### [Text excerpt]
It doesn't.  That's a misconception.  You can't (directly) get much
about user demographics from -user mailing lists.  Most users are
silent and the ones that post are very likely to not be a
representative sample.

    > It is reasonable to assume that a similar proportion of future tla users
    > will dislike it, and it also seems reasonable that "thousands" more
    > people will use tla in future.  There's nothing "made-up" about the
    > "statistics".  

The "made up" thing is the axiom you're implicitly using that says
"g-a-u posters are a representative sample of the user community".

At best that axiom would need to be verified empirically but hasn't

But in truth, try to picture it the other way 'round:

You (presumably) use 100s or 1000s of programs, week to week.  I'll
assume you run a GNU/Linux box (or can imagine what that would be
like) --- all or nearly all of the programs you use have maintainers
and projects and mailing lists, and so forth.

How many of those project communities do _you_ speak up in?

Suppose you happen to be a reader of the list for ... i dunno ... say
`sed'.  And somebody proposes some really screwed up feature idea.

Collection entries

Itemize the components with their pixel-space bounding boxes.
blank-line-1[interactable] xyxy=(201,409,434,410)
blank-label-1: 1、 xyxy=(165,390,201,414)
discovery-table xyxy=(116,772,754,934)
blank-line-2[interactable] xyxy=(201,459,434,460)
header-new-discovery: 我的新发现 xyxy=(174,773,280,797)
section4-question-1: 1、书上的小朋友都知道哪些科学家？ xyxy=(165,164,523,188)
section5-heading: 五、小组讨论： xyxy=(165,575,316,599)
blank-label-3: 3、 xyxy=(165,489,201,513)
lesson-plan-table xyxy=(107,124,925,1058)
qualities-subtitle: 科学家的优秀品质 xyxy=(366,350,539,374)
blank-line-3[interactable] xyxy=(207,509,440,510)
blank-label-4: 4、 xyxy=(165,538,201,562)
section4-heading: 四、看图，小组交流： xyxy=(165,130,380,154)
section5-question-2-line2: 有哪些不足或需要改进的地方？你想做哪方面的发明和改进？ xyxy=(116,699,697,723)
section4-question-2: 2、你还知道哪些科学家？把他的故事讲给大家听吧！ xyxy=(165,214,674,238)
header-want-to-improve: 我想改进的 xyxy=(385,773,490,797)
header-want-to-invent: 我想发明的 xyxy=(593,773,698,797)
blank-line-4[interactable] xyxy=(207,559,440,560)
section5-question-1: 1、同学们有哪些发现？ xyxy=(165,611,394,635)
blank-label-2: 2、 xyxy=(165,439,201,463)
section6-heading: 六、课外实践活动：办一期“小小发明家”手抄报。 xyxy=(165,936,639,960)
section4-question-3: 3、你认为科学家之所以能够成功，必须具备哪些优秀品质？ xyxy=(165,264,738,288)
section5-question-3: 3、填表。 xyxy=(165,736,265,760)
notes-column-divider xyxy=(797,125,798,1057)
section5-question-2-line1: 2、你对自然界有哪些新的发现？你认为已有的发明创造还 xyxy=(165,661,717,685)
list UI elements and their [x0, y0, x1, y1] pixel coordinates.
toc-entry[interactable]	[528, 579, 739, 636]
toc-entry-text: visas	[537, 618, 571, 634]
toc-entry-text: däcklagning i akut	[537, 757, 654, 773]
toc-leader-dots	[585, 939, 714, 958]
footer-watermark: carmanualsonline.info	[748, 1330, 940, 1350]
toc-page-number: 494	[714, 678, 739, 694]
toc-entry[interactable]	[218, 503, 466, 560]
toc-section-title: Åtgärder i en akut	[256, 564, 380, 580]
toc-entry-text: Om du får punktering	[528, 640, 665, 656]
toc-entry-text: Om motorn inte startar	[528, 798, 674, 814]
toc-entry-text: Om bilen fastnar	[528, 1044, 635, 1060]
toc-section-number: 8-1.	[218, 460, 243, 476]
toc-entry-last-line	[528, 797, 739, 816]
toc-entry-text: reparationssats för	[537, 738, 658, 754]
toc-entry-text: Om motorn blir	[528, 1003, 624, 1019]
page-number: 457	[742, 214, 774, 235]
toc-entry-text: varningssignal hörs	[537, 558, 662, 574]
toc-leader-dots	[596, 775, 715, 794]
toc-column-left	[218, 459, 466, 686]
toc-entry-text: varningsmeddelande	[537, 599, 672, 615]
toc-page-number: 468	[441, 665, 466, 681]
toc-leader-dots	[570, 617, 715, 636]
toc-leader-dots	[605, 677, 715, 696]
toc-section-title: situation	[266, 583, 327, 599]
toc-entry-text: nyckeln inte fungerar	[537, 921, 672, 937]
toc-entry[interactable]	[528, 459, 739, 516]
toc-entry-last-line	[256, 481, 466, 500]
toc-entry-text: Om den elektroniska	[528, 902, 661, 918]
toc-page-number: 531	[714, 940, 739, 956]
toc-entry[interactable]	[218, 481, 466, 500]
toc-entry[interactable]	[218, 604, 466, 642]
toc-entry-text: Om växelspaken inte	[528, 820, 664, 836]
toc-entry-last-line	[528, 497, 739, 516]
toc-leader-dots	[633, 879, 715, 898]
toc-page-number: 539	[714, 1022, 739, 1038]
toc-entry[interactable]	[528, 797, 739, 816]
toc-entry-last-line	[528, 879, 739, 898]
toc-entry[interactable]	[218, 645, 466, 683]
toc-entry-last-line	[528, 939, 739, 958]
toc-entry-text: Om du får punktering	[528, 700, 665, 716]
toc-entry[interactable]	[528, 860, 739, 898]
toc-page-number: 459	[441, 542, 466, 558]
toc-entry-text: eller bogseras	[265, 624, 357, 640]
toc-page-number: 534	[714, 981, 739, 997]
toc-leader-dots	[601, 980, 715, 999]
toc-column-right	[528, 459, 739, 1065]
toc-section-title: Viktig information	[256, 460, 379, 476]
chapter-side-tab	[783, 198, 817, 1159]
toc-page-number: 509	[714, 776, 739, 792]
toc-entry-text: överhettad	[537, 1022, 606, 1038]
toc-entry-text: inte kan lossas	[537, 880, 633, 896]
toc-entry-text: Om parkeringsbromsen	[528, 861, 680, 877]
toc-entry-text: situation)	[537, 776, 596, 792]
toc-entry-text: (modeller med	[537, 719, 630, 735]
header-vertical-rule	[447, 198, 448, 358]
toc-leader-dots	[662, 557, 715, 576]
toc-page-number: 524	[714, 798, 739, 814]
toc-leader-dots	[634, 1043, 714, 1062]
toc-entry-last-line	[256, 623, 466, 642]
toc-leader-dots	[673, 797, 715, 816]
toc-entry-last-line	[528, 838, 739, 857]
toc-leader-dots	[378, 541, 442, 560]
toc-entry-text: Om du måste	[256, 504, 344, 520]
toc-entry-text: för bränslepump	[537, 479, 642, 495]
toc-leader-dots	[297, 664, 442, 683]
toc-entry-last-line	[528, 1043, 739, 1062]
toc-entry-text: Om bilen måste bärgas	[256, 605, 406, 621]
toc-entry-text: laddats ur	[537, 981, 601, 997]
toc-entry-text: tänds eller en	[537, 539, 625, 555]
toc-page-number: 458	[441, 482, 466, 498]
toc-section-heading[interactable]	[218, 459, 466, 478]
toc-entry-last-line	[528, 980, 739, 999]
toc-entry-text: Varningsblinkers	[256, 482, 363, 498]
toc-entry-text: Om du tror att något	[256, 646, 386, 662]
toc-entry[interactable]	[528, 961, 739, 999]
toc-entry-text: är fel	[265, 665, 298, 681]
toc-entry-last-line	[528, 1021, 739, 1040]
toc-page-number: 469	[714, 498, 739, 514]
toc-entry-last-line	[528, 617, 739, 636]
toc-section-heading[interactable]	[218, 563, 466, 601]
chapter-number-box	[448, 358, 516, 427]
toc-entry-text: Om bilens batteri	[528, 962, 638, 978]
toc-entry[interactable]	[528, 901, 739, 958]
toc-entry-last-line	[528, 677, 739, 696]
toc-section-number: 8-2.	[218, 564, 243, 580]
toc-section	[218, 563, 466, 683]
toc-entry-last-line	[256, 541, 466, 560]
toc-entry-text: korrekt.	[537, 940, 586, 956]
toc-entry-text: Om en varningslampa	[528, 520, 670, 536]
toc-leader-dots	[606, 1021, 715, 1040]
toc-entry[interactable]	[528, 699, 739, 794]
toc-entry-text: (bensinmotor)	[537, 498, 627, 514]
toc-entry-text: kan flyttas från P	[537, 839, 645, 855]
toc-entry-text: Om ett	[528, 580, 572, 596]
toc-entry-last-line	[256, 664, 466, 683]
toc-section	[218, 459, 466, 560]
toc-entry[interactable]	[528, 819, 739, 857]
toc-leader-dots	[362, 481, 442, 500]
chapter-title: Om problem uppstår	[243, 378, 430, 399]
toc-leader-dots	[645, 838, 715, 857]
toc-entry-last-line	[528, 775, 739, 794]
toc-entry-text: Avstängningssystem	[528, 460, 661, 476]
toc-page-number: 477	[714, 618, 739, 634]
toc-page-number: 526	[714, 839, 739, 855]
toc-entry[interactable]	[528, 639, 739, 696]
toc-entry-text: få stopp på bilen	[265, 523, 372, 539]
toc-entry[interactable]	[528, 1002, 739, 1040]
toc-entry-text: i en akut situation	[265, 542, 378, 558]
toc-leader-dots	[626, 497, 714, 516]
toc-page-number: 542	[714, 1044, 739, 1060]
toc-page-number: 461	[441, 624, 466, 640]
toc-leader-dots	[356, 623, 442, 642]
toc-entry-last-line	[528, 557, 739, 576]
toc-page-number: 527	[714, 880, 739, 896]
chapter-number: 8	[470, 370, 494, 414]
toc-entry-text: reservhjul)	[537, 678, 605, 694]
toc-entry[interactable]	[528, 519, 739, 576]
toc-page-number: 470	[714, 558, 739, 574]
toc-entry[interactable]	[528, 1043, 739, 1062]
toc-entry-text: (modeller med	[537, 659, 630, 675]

### [Exercise set]
1. Can you rewrite the paragraph of the mailing-list post that begins "It doesn't." more briefly, keeping its main facts?
2. Could you go on with the mailing-list post about tla users, picking up after its final sentence?

### [Solved problems]
1. That's a misconception. A -user mailing list tells you little directly about user demographics, because most users never post and those who do are probably not a representative sample.

2.
Worse yet, 10s of others chime in and second the motion.   The feature
_sounds_, superficially, like a cool idea ---- but if you try to work
out the details, alas it would do more harm than good.

So, 10s of people clammer for this particular brain-damage that,
unfortunatly, is close enough to a good idea that it's hard to explain
_why_ it's brain damage.   And meanwhile, maybe 1 of the
co-maintainers or luminaries speaks up, says once why it's a bad idea,
and then ignores the thread.

Judging by the mailing list alone, and not diving deep into the
details of why the idea works or doesn't work, what do you see, as a
reader of this list?

You see maintainers making a not-obviously-correct unilateral
rejection of a "majority" of the user community.

So, I asked you to imagine that you're a reader of the sed list, not a
poster.  Now imagine that you recognized all along that the proposed
feature was a dumb idea.  10s of people clammored for it but a
recognized name batted it away.  That's sufficient, isn't it?  You
don't feel compelled to become a poster on this list just to help
correct the 10s of pros to the 1 of con?

An analogous scenario to that is perfectly consistent with the
evidence available on g-a-u.   There's no reason not to entertain the
hypothesis that (a) most users don't even read g-a-u;  (b) most
readers never post to g-a-u;  (c) there's little or no correlation
between the distribution of opinions on g-a-u and those in the general
user community.   In short, you can't conclude anything, with better
than random odds, about the democratic opinions of arch users by
counting posts on g-a-u.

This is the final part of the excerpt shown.